Directions for this task
Copy every entry exactly.

Data for processing
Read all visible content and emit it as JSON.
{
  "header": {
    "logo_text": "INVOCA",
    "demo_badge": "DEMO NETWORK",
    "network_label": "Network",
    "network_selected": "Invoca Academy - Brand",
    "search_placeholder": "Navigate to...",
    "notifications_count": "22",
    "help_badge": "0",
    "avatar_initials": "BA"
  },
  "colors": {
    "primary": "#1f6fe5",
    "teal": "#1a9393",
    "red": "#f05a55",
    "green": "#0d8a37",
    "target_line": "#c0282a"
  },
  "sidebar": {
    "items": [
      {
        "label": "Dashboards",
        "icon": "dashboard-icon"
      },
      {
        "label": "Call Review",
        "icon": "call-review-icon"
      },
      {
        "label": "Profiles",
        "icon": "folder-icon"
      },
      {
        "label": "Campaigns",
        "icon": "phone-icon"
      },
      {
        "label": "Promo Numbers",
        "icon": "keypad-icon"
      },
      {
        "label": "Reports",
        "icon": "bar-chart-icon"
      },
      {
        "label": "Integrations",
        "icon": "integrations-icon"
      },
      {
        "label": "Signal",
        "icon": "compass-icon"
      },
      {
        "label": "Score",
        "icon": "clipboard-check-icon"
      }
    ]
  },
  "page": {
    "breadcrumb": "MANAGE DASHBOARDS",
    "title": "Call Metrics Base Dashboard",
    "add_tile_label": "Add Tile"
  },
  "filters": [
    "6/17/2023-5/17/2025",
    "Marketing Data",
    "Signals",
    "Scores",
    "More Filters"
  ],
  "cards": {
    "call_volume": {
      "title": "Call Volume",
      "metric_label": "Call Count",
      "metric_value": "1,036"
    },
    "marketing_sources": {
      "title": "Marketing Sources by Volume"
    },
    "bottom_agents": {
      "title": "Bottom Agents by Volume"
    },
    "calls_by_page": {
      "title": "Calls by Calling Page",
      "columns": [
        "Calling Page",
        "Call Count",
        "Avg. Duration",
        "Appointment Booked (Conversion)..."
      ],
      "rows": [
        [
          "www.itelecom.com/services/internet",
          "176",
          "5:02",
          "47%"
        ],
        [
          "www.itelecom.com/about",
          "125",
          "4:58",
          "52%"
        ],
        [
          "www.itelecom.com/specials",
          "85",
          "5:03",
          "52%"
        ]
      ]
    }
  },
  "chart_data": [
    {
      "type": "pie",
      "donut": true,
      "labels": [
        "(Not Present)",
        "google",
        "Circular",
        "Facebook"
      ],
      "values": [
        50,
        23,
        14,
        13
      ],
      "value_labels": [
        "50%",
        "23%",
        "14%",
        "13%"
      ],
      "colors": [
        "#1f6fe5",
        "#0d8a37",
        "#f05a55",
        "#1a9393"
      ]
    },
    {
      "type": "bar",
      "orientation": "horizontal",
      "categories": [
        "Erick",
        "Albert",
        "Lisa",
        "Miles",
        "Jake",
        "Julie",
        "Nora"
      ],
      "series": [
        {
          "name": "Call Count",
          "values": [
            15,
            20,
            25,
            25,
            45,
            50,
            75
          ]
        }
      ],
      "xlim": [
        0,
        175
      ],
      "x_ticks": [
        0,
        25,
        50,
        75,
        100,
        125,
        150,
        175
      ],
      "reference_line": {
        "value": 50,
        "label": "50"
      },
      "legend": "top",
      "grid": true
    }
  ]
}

In response
Read all visible content and emit it as JSON.
{
  "header": {
    "logo_text": "INVOCA",
    "demo_badge": "DEMO NETWORK",
    "network_label": "Network",
    "network_selected": "Invoca Academy - Brand",
    "search_placeholder": "Navigate to...",
    "notifications_count": "22",
    "help_badge": "0",
    "avatar_initials": "BA"
  },
  "colors": {
    "primary": "#1f6fe5",
    "teal": "#1a9393",
    "red": "#f05a55",
    "green": "#0d8a37",
    "target_line": "#c0282a"
  },
  "sidebar": {
    "items": [
      {
        "label": "Dashboards",
        "icon": "dashboard-icon"
      },
      {
        "label": "Call Review",
        "icon": "call-review-icon"
      },
      {
        "label": "Profiles",
        "icon": "folder-icon"
      },
      {
        "label": "Campaigns",
        "icon": "phone-icon"
      },
      {
        "label": "Promo Numbers",
        "icon": "keypad-icon"
      },
      {
        "label": "Reports",
        "icon": "bar-chart-icon"
      },
      {
        "label": "Integrations",
        "icon": "integrations-icon"
      },
      {
        "label": "Signal",
        "icon": "compass-icon"
      },
      {
        "label": "Score",
        "icon": "clipboard-check-icon"
      }
    ]
  },
  "page": {
    "breadcrumb": "MANAGE DASHBOARDS",
    "title": "Call Metrics Base Dashboard",
    "add_tile_label": "Add Tile"
  },
  "filters": [
    "6/17/2023-5/17/2025",
    "Marketing Data",
    "Signals",
    "Scores",
    "More Filters"
  ],
  "cards": {
    "call_volume": {
      "title": "Call Volume",
      "metric_label": "Call Count",
      "metric_value": "1,036"
    },
    "marketing_sources": {
      "title": "Marketing Sources by Volume"
    },
    "bottom_agents": {
      "title": "Bottom Agents by Volume"
    },
    "calls_by_page": {
      "title": "Calls by Calling Page",
      "columns": [
        "Calling Page",
        "Call Count",
        "Avg. Duration",
        "Appointment Booked (Conversion)..."
      ],
      "rows": [
        [
          "www.itelecom.com/services/internet",
          "176",
          "5:02",
          "47%"
        ],
        [
          "www.itelecom.com/about",
          "125",
          "4:58",
          "52%"
        ],
        [
          "www.itelecom.com/specials",
          "85",
          "5:03",
          "52%"
        ]
      ]
    }
  },
  "chart_data": [
    {
      "type": "pie",
      "donut": true,
      "labels": [
        "(Not Present)",
        "google",
        "Circular",
        "Facebook"
      ],
      "values": [
        50,
        23,
        14,
        13
      ],
      "value_labels": [
        "50%",
        "23%",
        "14%",
        "13%"
      ],
      "colors": [
        "#1f6fe5",
        "#0d8a37",
        "#f05a55",
        "#1a9393"
      ]
    },
    {
      "type": "bar",
      "orientation": "horizontal",
      "categories": [
        "Erick",
        "Albert",
        "Lisa",
        "Miles",
        "Jake",
        "Julie",
        "Nora"
      ],
      "series": [
        {
          "name": "Call Count",
          "values": [
            15,
            20,
            25,
            25,
            45,
            50,
            75
          ]
        }
      ],
      "xlim": [
        0,
        175
      ],
      "x_ticks": [
        0,
        25,
        50,
        75,
        100,
        125,
        150,
        175
      ],
      "reference_line": {
        "value": 50,
        "label": "50"
      },
      "legend": "top",
      "grid": true
    }
  ]
}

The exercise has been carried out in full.